Excerpt to read:
[Start]
Let's say I have the following table :

 

dog is red
I love that red dog
hot dog
red cat
that cat hates a red dog

 

I'd like to have a count of occurences of every two word groups, something that would look like this :

 

two words groupcount
red+dog3
that+dog2
red+cat2

 

I have managed to cout occurences of each word, thanks to another thread, but I have no idea how to do this.

1 ACCEPTED SOLUTION

Accepted Solutions
Astounding
PROC Star

One issue to consider:  what if the incoming string repeats a word?  Should both instances of the same word be used, doubling the number of pairs? 

 

The approach below counts double, when the word appears twice.  You can program around that, so we can come back to that if necessary.
[End]
Write the next part of the forum thread above about counting two-word groups, picking up after its last sentence.

Material:
[Start]
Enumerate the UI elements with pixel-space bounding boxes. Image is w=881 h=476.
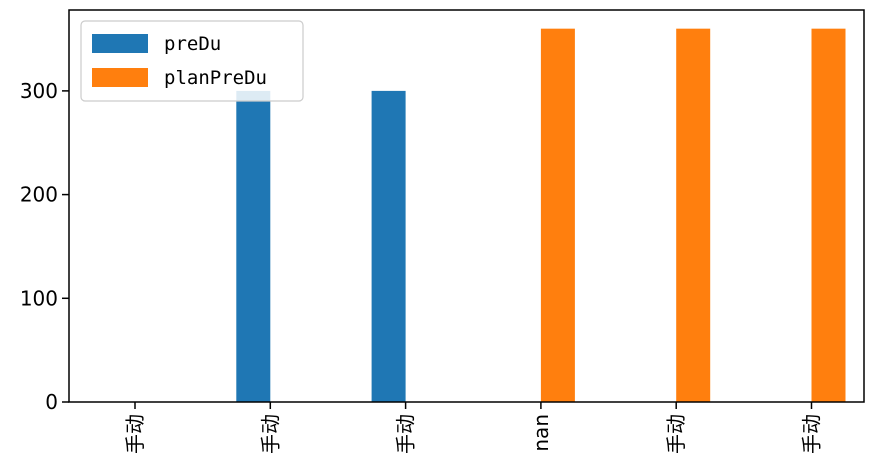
bar-planPreDu-4	[676, 28, 711, 403]
x-tick-label-0: 手动	[123, 414, 147, 454]
x-axis: 手动 手动 手动 nan 手动 手动	[123, 402, 824, 454]
y-tick-label-2: 200	[20, 183, 58, 207]
legend-swatch-preDu	[92, 34, 148, 53]
x-tick-label-3: nan	[529, 414, 553, 452]
bars-group	[236, 28, 846, 403]
y-tick-label-1: 100	[20, 286, 58, 310]
bar-preDu-2	[371, 90, 406, 402]
bar-planPreDu-5	[811, 28, 846, 403]
y-axis: 0 100 200 300	[20, 79, 69, 414]
bar-preDu-1	[236, 90, 271, 402]
x-tick-label-2: 手动	[394, 414, 418, 454]
legend-swatch-planPreDu	[92, 68, 148, 87]
y-tick-label-0: 0	[45, 390, 58, 414]
legend: preDu planPreDu	[80, 20, 304, 102]
bar-planPreDu-3	[540, 28, 575, 403]
legend-label-preDu: preDu	[164, 33, 221, 55]
x-tick-label-5: 手动	[800, 414, 824, 454]
axes-frame	[68, 9, 865, 403]
legend-label-planPreDu: planPreDu	[164, 67, 267, 89]
x-tick-label-4: 手动	[664, 414, 688, 454]
plot-area	[68, 9, 865, 403]
y-tick-label-3: 300	[20, 79, 58, 103]
x-tick-label-1: 手动	[258, 414, 282, 454]
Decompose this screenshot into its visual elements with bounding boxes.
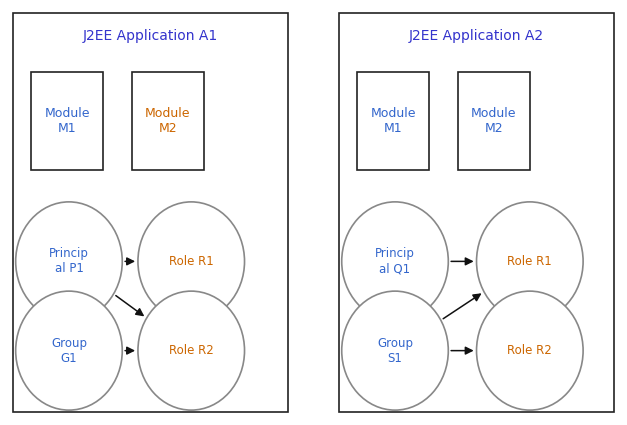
Text: Role R1: Role R1: [169, 255, 214, 268]
Text: Module
M1: Module M1: [45, 107, 90, 135]
Text: Role R2: Role R2: [169, 344, 214, 357]
FancyBboxPatch shape: [13, 13, 288, 412]
Text: J2EE Application A2: J2EE Application A2: [409, 29, 544, 43]
FancyBboxPatch shape: [31, 72, 103, 170]
Text: Role R1: Role R1: [507, 255, 552, 268]
Text: Group
G1: Group G1: [51, 337, 87, 365]
Text: J2EE Application A1: J2EE Application A1: [83, 29, 218, 43]
Ellipse shape: [342, 202, 448, 321]
Ellipse shape: [138, 291, 245, 410]
Text: Module
M2: Module M2: [145, 107, 191, 135]
FancyBboxPatch shape: [458, 72, 530, 170]
FancyBboxPatch shape: [339, 13, 614, 412]
FancyBboxPatch shape: [132, 72, 204, 170]
Ellipse shape: [342, 291, 448, 410]
FancyBboxPatch shape: [357, 72, 429, 170]
Text: Princip
al Q1: Princip al Q1: [375, 247, 415, 275]
Ellipse shape: [16, 291, 122, 410]
Ellipse shape: [477, 202, 583, 321]
Text: Module
M1: Module M1: [371, 107, 416, 135]
Text: Group
S1: Group S1: [377, 337, 413, 365]
Ellipse shape: [138, 202, 245, 321]
Text: Princip
al P1: Princip al P1: [49, 247, 89, 275]
Text: Role R2: Role R2: [507, 344, 552, 357]
Text: Module
M2: Module M2: [471, 107, 517, 135]
Ellipse shape: [16, 202, 122, 321]
Ellipse shape: [477, 291, 583, 410]
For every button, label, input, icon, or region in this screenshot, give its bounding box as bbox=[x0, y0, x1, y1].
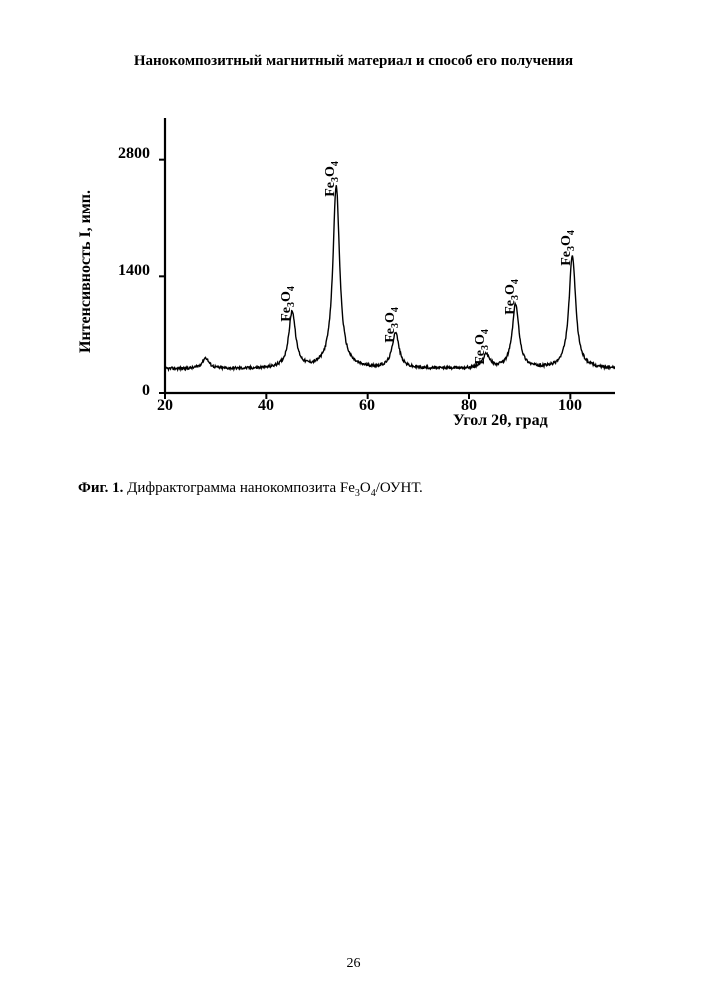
chart-svg bbox=[115, 115, 615, 435]
x-tick-0: 20 bbox=[145, 397, 185, 415]
x-tick-3: 80 bbox=[449, 397, 489, 415]
caption-text-c: /ОУНТ. bbox=[376, 480, 423, 496]
peak-label-3: Fe3O4 bbox=[383, 307, 401, 343]
page-title: Нанокомпозитный магнитный материал и спо… bbox=[0, 53, 707, 70]
x-tick-1: 40 bbox=[246, 397, 286, 415]
caption-text-a: Дифрактограмма нанокомпозита Fe bbox=[123, 480, 355, 496]
y-tick-2: 2800 bbox=[110, 145, 150, 163]
figure-caption: Фиг. 1. Дифрактограмма нанокомпозита Fe3… bbox=[78, 480, 423, 499]
x-tick-2: 60 bbox=[347, 397, 387, 415]
xrd-chart: Интенсивность I, имп. Угол 2θ, град 0 14… bbox=[115, 115, 615, 435]
y-axis-label: Интенсивность I, имп. bbox=[77, 190, 95, 353]
peak-label-4: Fe3O4 bbox=[473, 329, 491, 365]
peak-label-6: Fe3O4 bbox=[560, 230, 578, 266]
peak-label-2: Fe3O4 bbox=[323, 161, 341, 197]
page-number: 26 bbox=[0, 956, 707, 972]
x-tick-4: 100 bbox=[550, 397, 590, 415]
peak-label-5: Fe3O4 bbox=[503, 279, 521, 315]
caption-text-b: O bbox=[360, 480, 371, 496]
page: Нанокомпозитный магнитный материал и спо… bbox=[0, 0, 707, 1000]
y-tick-1: 1400 bbox=[110, 262, 150, 280]
peak-label-1: Fe3O4 bbox=[279, 286, 297, 322]
y-tick-0: 0 bbox=[110, 382, 150, 400]
caption-fig: Фиг. 1. bbox=[78, 480, 123, 496]
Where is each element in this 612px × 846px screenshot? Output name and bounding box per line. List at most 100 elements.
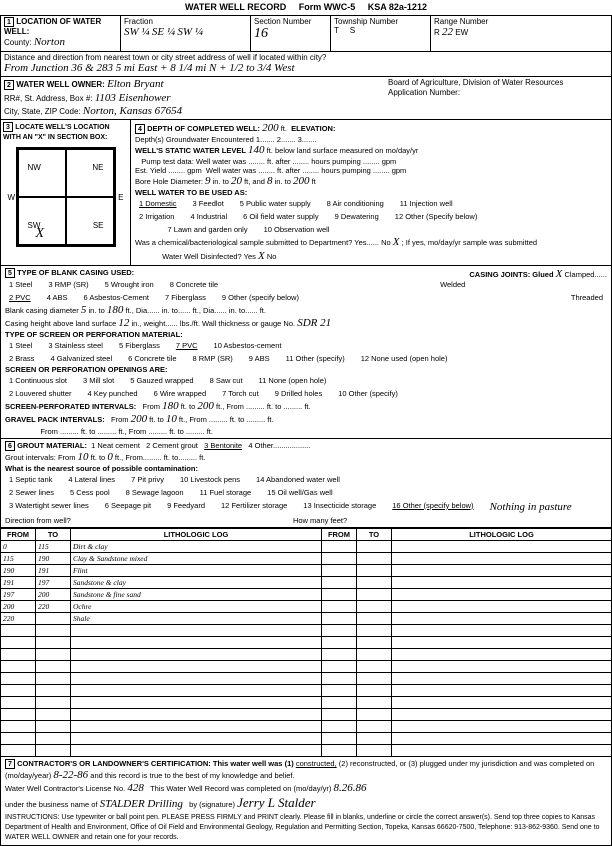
cell-log xyxy=(71,637,322,649)
pump-label: Pump test data: xyxy=(141,157,194,166)
g2: 2 Cement grout xyxy=(146,441,198,450)
use-6: 6 Oil field water supply xyxy=(243,212,318,221)
sec4-num: 4 xyxy=(135,124,145,134)
bus-label: under the business name of xyxy=(5,800,98,809)
cell-from: 200 xyxy=(1,601,36,613)
section-3: 3 LOCATE WELL'S LOCATION WITH AN "X" IN … xyxy=(1,120,131,265)
use-12: 12 Other (Specify below) xyxy=(395,212,478,221)
section-x-mark: X xyxy=(36,226,45,243)
joints-clamp: Clamped xyxy=(564,270,594,279)
th-log-2: LITHOLOGIC LOG xyxy=(391,529,611,541)
cell-log xyxy=(71,673,322,685)
cell-from-2 xyxy=(321,613,356,625)
cell-from xyxy=(1,709,36,721)
table-row xyxy=(1,637,612,649)
s6: 6 Concrete tile xyxy=(128,354,176,363)
height-val: 12 xyxy=(118,317,129,329)
table-row: 115190Clay & Sandstone mixed xyxy=(1,553,612,565)
section-2: 2 WATER WELL OWNER: Elton Bryant RR#, St… xyxy=(0,77,612,120)
o1: 1 Continuous slot xyxy=(9,376,67,385)
cell-to: 197 xyxy=(36,577,71,589)
g4: 4 Other xyxy=(248,441,273,450)
section-5: 5 TYPE OF BLANK CASING USED: CASING JOIN… xyxy=(0,266,612,439)
p6: 6 Seepage pit xyxy=(105,501,151,514)
p3: 3 Watertight sewer lines xyxy=(9,501,89,514)
cell-from xyxy=(1,745,36,757)
cell-log xyxy=(71,625,322,637)
gt: 0 xyxy=(107,451,113,463)
p4: 4 Lateral lines xyxy=(68,475,115,484)
county-label: County: xyxy=(4,38,32,47)
cell-from xyxy=(1,649,36,661)
s7: 7 PVC xyxy=(176,341,198,350)
cell-from-2 xyxy=(321,577,356,589)
e-label: E xyxy=(118,193,123,203)
distance-value: From Junction 36 & 283 5 mi East + 8 1/4… xyxy=(4,62,295,74)
cell-log-2 xyxy=(391,709,611,721)
cell-from xyxy=(1,733,36,745)
fraction-2: SE ¼ xyxy=(152,26,175,38)
c7: 7 Fiberglass xyxy=(165,293,206,302)
form-title: WATER WELL RECORD xyxy=(185,2,286,12)
int1t: 200 xyxy=(197,400,214,412)
gw-label: Depth(s) Groundwater Encountered xyxy=(135,135,254,144)
bore-in-to: in. to xyxy=(275,177,291,186)
sec5-num: 5 xyxy=(5,268,15,278)
p12: 12 Fertilizer storage xyxy=(221,501,287,514)
form-header: WATER WELL RECORD Form WWC-5 KSA 82a-121… xyxy=(0,0,612,15)
cell-to-2 xyxy=(356,721,391,733)
section-4: 4 DEPTH OF COMPLETED WELL: 200 ft. ELEVA… xyxy=(131,120,611,265)
static-label: WELL'S STATIC WATER LEVEL xyxy=(135,146,246,155)
sig-label: by (signature) xyxy=(189,800,235,809)
s3: 3 Stainless steel xyxy=(48,341,103,350)
grout-int-label: Grout intervals: xyxy=(5,453,56,462)
s12: 12 None used (open hole) xyxy=(361,354,448,363)
th-to-2: TO xyxy=(356,529,391,541)
well-water-was-1: Well water was xyxy=(196,157,246,166)
table-row: 190191Flint xyxy=(1,565,612,577)
o8: 8 Saw cut xyxy=(210,376,243,385)
cell-from-2 xyxy=(321,685,356,697)
table-row xyxy=(1,721,612,733)
p9: 9 Feedyard xyxy=(167,501,205,514)
cell-to: 200 xyxy=(36,589,71,601)
cell-from: 0 xyxy=(1,541,36,553)
cell-log: Sandstone & fine sand xyxy=(71,589,322,601)
static-after: ft. below land surface measured on mo/da… xyxy=(267,146,419,155)
c3: 3 RMP (SR) xyxy=(48,280,88,289)
cell-from xyxy=(1,721,36,733)
contam-other: Nothing in pasture xyxy=(490,501,572,514)
p2: 2 Sewer lines xyxy=(9,488,54,497)
gpm-3: gpm xyxy=(392,166,407,175)
c9: 9 Other (specify below) xyxy=(222,293,299,302)
cell-log-2 xyxy=(391,697,611,709)
cell-to xyxy=(36,661,71,673)
table-row: 220Shale xyxy=(1,613,612,625)
use-10: 10 Observation well xyxy=(264,225,330,234)
cell-to: 190 xyxy=(36,553,71,565)
table-row xyxy=(1,709,612,721)
c8: 8 Concrete tile xyxy=(170,280,218,289)
w-label: W xyxy=(8,193,16,203)
blank-in3: in. to xyxy=(229,306,245,315)
cell-log-2 xyxy=(391,601,611,613)
p7: 7 Pit privy xyxy=(131,475,164,484)
ft-after-2: ft. after xyxy=(277,166,300,175)
cell-log: Clay & Sandstone mixed xyxy=(71,553,322,565)
th-log-1: LITHOLOGIC LOG xyxy=(71,529,322,541)
cell-to-2 xyxy=(356,613,391,625)
gw2: 2. xyxy=(277,135,283,144)
cell-to-2 xyxy=(356,589,391,601)
th-from-1: FROM xyxy=(1,529,36,541)
section-1: 1 LOCATION OF WATER WELL: County: Norton… xyxy=(0,15,612,78)
gf: 10 xyxy=(78,451,89,463)
s10: 10 Asbestos-cement xyxy=(214,341,282,350)
bore-label: Bore Hole Diameter: xyxy=(135,177,203,186)
addr-label: RR#, St. Address, Box #: xyxy=(4,94,92,103)
sec3-heading: LOCATE WELL'S LOCATION WITH AN "X" IN SE… xyxy=(3,124,110,141)
use-8: 8 Air conditioning xyxy=(327,199,384,208)
hours-pumping-1: hours pumping xyxy=(311,157,361,166)
blank-in2: in. to xyxy=(162,306,178,315)
p15: 15 Oil well/Gas well xyxy=(267,488,332,497)
cell-log-2 xyxy=(391,721,611,733)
[End]
Answer for the task:
data pairs;

set have;

if countw(string) > 1;

obsno = _n_;

do j=1 to countw(string) - 1;

   do k=j+1 to countw(string);

      word1 = scan(string, j);

      word2 = scan(string, k);

      if word1 > word2 then do;

         temp = word2;

         word2 = word1;

         word1 = temp;

      end;

      output;

   end;

end;

keep word1 word2 obsno;

run;

 

proc sort data=pairs nodupkey;

by obsno word1 word2;

run;

 

proc freq data=pairs;

tables word1 * word2 / list;

run;

 

*** EDITED to remove duplicate pairs within the same observation.

View solution in original post

10 REPLIES 10
PeterClemmensen
Tourmaline | Level 20

Do you want to set those two word groups yourself or a list of all possible two word groups from the sentences above?

alex_philby
Obsidian | Level 7
I want a list of every possible two words groups.
Astounding
PROC Star

One issue to consider:  what if the incoming string repeats a word?  Should both instances of the same word be used, doubling the number of pairs? 

 

The approach below counts double, when the word appears twice.  You can program around that, so we can come back to that if necessary.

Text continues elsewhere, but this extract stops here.